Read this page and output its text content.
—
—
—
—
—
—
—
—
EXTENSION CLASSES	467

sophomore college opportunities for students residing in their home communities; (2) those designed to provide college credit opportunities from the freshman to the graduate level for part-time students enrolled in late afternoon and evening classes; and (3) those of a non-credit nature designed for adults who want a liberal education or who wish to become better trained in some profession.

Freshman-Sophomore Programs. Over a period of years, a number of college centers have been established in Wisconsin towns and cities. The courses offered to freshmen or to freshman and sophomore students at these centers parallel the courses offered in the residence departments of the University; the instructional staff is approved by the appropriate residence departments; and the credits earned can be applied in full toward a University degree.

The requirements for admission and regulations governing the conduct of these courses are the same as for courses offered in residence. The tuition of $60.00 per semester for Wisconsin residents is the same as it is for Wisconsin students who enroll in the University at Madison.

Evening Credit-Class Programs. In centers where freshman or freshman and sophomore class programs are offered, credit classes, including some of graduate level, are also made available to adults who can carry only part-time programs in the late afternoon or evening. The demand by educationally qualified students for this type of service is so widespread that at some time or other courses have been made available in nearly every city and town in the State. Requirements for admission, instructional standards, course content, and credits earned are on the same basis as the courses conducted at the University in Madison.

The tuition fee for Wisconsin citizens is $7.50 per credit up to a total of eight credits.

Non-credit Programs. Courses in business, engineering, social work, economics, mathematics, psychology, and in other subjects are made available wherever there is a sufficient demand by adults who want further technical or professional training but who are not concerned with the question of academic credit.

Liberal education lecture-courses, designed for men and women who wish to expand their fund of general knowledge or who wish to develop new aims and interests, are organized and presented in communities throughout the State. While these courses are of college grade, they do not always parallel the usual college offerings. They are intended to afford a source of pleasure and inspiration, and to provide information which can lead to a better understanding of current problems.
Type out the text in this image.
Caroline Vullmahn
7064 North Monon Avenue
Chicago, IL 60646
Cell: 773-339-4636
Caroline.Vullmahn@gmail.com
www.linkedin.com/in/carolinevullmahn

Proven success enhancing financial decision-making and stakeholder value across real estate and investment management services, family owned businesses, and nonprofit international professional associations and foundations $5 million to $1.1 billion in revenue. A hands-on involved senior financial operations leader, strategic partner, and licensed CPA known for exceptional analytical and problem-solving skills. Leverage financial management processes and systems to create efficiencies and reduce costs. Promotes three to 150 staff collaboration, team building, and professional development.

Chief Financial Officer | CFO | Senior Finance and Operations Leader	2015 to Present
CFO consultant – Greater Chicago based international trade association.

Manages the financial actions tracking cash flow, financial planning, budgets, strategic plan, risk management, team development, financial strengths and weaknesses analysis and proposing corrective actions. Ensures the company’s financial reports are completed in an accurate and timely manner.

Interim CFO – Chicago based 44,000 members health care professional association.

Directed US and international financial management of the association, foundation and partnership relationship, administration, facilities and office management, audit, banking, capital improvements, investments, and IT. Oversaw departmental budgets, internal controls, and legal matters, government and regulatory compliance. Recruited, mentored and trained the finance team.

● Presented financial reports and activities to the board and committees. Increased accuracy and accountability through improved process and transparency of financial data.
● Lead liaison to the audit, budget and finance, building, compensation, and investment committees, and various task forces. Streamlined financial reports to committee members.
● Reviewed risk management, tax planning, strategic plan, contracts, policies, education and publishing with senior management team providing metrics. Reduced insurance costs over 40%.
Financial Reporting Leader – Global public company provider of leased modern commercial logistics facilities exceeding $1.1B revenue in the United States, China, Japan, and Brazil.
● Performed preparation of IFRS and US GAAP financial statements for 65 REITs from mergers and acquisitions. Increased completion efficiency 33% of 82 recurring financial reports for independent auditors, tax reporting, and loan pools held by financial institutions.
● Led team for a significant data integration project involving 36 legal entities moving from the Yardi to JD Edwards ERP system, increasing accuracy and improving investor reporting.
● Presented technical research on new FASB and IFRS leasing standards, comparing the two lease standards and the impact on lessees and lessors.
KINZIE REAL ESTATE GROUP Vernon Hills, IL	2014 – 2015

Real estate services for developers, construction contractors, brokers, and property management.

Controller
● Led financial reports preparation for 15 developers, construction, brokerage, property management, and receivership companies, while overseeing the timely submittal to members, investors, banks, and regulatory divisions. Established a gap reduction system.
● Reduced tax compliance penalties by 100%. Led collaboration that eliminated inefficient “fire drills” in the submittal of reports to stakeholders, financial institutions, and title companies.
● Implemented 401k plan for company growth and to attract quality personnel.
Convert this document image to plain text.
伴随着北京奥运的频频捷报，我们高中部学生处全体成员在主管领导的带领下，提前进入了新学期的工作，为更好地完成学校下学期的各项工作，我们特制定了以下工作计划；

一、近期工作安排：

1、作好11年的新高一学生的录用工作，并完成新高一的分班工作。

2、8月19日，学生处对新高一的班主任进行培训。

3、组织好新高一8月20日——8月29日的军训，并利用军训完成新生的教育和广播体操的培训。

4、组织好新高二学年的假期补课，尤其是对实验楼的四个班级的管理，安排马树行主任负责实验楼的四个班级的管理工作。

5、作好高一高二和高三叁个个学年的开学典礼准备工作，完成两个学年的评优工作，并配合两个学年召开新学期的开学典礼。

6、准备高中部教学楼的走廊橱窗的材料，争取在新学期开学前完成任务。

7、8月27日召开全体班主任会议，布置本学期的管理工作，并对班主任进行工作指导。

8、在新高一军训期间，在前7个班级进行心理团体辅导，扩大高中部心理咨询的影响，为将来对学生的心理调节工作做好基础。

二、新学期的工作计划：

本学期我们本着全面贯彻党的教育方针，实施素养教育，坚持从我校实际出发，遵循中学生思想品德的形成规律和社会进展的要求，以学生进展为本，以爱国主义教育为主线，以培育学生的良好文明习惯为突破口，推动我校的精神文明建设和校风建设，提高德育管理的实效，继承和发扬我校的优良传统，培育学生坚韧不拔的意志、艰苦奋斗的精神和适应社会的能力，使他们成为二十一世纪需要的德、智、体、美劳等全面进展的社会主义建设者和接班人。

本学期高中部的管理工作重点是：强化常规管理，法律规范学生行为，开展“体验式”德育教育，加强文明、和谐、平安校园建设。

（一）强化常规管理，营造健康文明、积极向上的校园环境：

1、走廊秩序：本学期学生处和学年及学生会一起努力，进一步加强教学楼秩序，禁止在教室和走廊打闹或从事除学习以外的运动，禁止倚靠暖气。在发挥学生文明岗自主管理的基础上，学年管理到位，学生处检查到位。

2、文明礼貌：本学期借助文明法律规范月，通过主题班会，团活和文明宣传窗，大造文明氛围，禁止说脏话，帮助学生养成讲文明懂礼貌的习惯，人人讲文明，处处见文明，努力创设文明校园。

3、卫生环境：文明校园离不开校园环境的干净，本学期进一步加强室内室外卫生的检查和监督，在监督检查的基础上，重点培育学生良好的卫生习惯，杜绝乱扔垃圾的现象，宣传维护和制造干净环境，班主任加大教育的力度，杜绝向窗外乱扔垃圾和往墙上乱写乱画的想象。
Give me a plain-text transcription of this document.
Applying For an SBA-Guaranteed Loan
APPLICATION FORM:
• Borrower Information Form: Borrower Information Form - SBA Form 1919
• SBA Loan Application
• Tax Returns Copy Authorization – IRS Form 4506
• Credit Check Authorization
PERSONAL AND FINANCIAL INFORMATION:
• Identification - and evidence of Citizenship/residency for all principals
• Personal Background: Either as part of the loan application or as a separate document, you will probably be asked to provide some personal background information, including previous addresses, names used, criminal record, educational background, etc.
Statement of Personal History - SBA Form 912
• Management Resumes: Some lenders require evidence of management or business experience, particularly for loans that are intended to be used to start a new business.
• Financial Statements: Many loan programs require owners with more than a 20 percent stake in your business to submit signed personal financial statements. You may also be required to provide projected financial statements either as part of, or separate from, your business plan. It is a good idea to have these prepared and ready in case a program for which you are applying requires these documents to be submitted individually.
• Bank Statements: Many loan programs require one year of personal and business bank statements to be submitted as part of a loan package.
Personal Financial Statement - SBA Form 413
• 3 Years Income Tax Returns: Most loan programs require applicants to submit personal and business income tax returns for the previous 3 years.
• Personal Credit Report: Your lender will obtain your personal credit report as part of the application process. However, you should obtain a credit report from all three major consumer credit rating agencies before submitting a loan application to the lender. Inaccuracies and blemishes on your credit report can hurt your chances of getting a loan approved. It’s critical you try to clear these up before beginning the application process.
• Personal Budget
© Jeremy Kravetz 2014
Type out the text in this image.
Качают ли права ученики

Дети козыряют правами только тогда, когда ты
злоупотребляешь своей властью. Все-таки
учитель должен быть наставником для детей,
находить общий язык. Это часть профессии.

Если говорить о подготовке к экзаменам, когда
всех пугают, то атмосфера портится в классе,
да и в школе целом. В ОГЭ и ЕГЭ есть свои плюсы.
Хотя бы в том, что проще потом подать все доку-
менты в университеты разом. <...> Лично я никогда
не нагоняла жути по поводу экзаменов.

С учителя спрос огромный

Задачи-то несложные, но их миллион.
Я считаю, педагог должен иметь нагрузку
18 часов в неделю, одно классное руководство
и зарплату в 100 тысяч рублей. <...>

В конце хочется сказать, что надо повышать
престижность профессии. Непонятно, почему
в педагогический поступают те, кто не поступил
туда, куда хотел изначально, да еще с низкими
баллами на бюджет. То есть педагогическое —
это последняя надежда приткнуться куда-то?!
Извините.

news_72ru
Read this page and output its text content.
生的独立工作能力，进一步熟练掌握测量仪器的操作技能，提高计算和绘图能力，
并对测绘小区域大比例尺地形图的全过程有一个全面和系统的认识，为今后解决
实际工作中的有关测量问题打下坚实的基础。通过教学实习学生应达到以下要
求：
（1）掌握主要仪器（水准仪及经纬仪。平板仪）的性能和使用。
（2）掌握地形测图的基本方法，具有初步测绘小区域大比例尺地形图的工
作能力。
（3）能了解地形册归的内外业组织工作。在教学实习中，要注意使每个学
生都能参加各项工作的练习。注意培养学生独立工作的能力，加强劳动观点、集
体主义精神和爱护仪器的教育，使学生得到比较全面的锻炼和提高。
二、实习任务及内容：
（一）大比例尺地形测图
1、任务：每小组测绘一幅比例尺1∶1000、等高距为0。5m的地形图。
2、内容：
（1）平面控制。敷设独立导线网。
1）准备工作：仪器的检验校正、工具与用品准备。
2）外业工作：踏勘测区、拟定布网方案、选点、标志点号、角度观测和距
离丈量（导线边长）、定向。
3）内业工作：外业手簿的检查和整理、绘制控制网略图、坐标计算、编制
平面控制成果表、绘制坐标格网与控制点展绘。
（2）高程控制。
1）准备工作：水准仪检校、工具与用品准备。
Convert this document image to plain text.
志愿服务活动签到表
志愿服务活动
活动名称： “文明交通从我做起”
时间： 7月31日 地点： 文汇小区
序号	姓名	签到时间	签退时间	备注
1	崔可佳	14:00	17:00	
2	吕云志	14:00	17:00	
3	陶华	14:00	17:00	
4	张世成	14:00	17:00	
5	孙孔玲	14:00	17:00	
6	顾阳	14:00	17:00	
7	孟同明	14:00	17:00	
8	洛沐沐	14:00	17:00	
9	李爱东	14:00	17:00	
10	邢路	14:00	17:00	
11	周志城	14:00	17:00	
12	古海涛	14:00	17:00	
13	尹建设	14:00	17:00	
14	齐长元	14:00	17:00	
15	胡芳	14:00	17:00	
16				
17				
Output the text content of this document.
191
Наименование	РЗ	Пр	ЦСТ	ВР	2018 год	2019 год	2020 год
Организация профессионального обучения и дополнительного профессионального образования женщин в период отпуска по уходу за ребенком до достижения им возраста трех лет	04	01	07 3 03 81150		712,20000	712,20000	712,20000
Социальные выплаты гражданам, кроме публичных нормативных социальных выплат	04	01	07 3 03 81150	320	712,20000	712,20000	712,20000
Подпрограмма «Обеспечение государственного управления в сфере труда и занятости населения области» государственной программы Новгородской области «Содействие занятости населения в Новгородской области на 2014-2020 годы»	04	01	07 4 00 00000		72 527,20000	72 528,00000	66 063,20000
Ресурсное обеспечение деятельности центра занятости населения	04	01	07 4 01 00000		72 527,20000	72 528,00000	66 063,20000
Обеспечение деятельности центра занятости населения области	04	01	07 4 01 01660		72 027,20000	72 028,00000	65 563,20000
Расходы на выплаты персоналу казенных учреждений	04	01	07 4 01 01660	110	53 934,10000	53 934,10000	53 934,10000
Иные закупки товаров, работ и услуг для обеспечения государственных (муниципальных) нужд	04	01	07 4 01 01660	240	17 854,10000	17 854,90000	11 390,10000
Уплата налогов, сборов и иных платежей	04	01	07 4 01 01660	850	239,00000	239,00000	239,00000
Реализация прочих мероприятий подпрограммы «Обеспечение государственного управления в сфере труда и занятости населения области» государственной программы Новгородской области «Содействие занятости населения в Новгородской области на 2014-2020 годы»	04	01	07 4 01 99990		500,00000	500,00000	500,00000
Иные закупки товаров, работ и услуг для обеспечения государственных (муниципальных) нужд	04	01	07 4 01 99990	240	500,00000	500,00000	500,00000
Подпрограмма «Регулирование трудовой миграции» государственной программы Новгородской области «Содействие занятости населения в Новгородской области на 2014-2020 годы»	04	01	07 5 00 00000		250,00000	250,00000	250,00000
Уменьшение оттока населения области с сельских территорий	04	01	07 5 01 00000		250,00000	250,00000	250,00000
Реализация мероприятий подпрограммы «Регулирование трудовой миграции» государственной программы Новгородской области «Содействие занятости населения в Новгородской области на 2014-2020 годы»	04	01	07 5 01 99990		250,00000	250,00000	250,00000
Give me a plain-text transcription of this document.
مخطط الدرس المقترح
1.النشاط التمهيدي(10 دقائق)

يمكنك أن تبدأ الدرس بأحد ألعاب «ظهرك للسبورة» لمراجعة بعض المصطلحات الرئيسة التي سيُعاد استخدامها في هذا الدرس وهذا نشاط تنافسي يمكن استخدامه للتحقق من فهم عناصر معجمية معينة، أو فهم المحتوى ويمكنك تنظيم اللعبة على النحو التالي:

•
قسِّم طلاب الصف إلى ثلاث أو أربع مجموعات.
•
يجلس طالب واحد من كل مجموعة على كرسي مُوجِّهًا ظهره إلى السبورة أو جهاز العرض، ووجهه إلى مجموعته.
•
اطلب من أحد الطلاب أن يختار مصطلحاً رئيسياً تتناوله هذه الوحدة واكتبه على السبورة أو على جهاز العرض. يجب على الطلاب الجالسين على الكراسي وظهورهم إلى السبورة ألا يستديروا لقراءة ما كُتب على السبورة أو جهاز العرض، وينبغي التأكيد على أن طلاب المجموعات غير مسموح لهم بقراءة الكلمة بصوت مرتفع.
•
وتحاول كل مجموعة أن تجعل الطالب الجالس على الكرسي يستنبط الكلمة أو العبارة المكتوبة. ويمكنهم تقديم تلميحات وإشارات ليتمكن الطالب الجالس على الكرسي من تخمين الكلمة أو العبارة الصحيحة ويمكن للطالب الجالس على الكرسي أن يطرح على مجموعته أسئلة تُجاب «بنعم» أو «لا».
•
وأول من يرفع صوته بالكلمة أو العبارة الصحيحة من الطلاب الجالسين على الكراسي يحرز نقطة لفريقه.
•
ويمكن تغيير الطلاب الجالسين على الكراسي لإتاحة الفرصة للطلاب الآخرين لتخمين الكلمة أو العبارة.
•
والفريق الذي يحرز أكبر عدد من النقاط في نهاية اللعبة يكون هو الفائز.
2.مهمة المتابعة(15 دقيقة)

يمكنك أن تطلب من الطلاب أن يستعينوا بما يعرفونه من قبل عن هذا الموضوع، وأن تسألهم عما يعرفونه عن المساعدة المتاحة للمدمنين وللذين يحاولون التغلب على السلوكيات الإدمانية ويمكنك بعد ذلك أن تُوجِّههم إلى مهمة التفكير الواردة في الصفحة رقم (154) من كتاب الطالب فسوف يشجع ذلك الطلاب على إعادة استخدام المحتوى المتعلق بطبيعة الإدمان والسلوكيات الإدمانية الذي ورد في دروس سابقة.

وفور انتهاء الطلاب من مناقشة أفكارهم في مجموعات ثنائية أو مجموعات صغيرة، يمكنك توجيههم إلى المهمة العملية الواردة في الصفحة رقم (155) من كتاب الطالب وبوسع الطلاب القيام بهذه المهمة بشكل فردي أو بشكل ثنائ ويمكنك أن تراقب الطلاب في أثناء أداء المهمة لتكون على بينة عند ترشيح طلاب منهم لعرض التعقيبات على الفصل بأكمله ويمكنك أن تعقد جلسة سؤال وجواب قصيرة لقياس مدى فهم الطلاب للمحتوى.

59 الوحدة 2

- - -

▶ Work instructions:
Where a line above holds the string "обеспечения", show that line.

▶ Result of the task:
Иные закупки товаров, работ и услуг для обеспечения государственных (муниципальных) нужд	04	01	07 4 01 01660	240	17 854,10000	17 854,90000	11 390,10000
Иные закупки товаров, работ и услуг для обеспечения государственных (муниципальных) нужд	04	01	07 4 01 99990	240	500,00000	500,00000	500,00000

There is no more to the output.